## SET PROBLEM
Leave the pictures out, and retype all of the material exactly as written.

(Extracted records)
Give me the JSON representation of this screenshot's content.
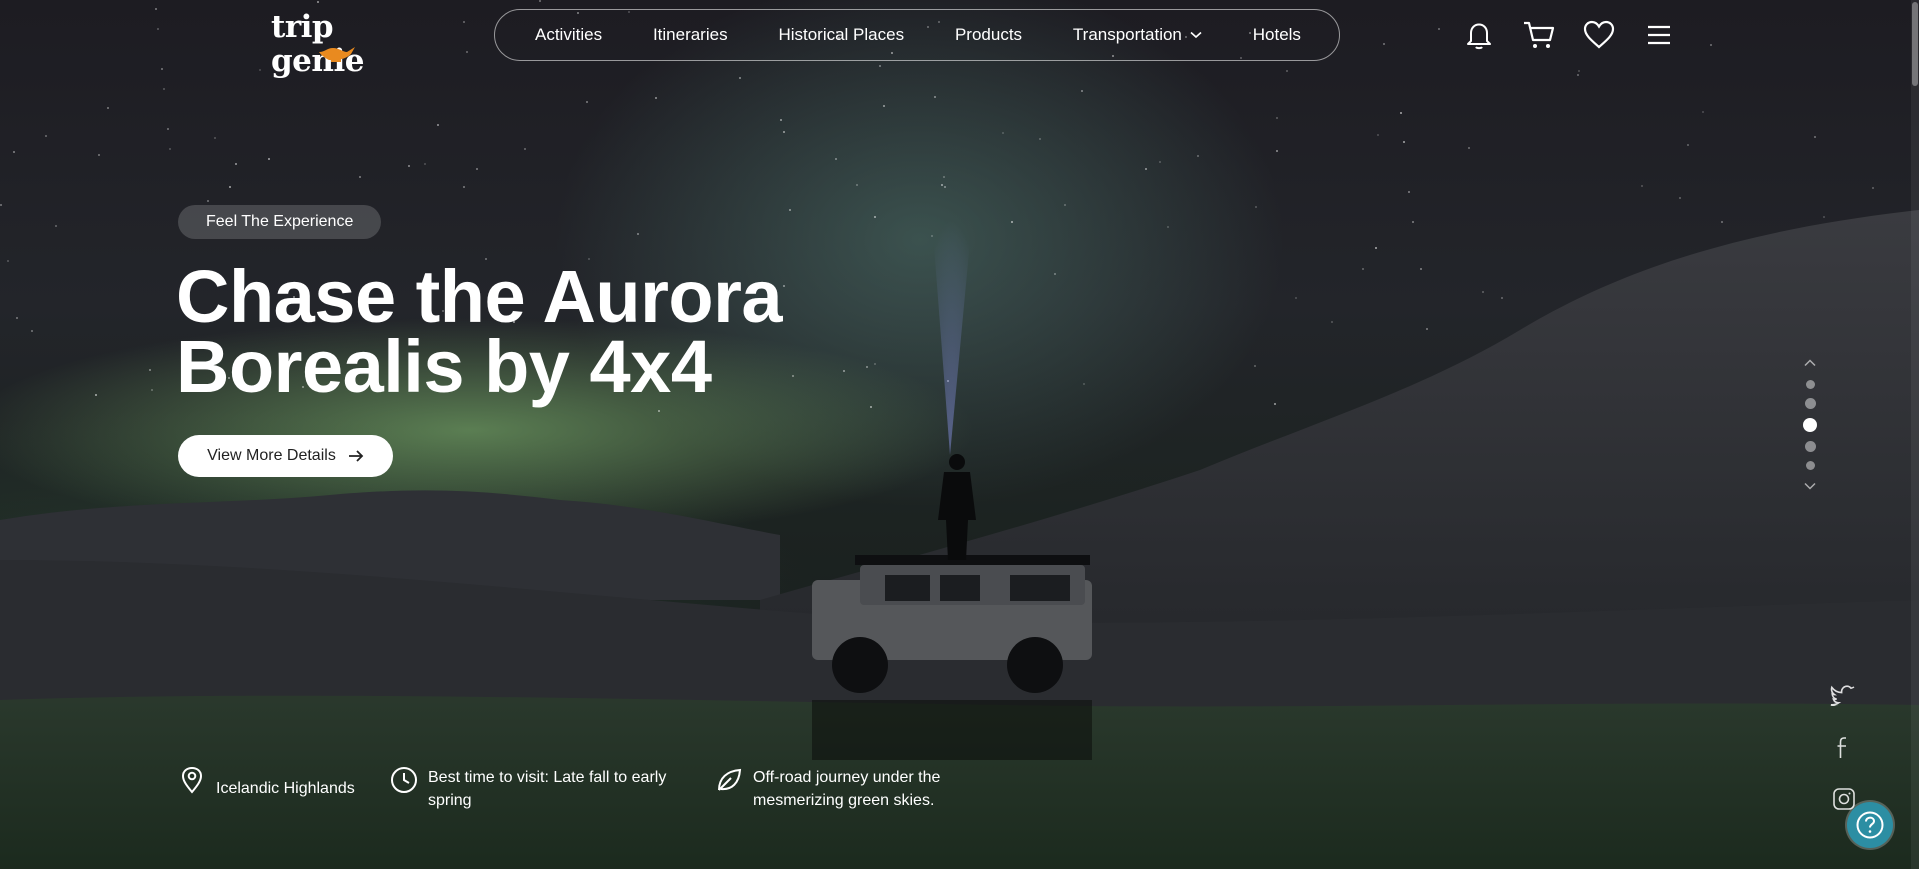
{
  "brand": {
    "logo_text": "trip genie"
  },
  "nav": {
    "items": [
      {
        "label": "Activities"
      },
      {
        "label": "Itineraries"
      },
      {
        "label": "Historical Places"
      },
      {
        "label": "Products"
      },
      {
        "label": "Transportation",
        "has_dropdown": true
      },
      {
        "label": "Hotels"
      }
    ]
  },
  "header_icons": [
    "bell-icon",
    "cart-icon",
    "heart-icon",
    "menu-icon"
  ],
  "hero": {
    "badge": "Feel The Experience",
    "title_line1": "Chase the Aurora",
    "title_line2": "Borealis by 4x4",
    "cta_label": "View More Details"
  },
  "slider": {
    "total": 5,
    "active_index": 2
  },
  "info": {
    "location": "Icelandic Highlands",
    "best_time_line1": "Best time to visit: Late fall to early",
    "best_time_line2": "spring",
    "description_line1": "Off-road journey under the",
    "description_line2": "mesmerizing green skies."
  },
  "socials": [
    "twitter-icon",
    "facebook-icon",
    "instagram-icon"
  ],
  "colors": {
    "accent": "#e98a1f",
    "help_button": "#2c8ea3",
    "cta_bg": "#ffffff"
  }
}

## ANSWER BELOW
Give me the JSON representation of this screenshot's content.
{
  "brand": {
    "logo_text": "trip genie"
  },
  "nav": {
    "items": [
      {
        "label": "Activities"
      },
      {
        "label": "Itineraries"
      },
      {
        "label": "Historical Places"
      },
      {
        "label": "Products"
      },
      {
        "label": "Transportation",
        "has_dropdown": true
      },
      {
        "label": "Hotels"
      }
    ]
  },
  "header_icons": [
    "bell-icon",
    "cart-icon",
    "heart-icon",
    "menu-icon"
  ],
  "hero": {
    "badge": "Feel The Experience",
    "title_line1": "Chase the Aurora",
    "title_line2": "Borealis by 4x4",
    "cta_label": "View More Details"
  },
  "slider": {
    "total": 5,
    "active_index": 2
  },
  "info": {
    "location": "Icelandic Highlands",
    "best_time_line1": "Best time to visit: Late fall to early",
    "best_time_line2": "spring",
    "description_line1": "Off-road journey under the",
    "description_line2": "mesmerizing green skies."
  },
  "socials": [
    "twitter-icon",
    "facebook-icon",
    "instagram-icon"
  ],
  "colors": {
    "accent": "#e98a1f",
    "help_button": "#2c8ea3",
    "cta_bg": "#ffffff"
  }
}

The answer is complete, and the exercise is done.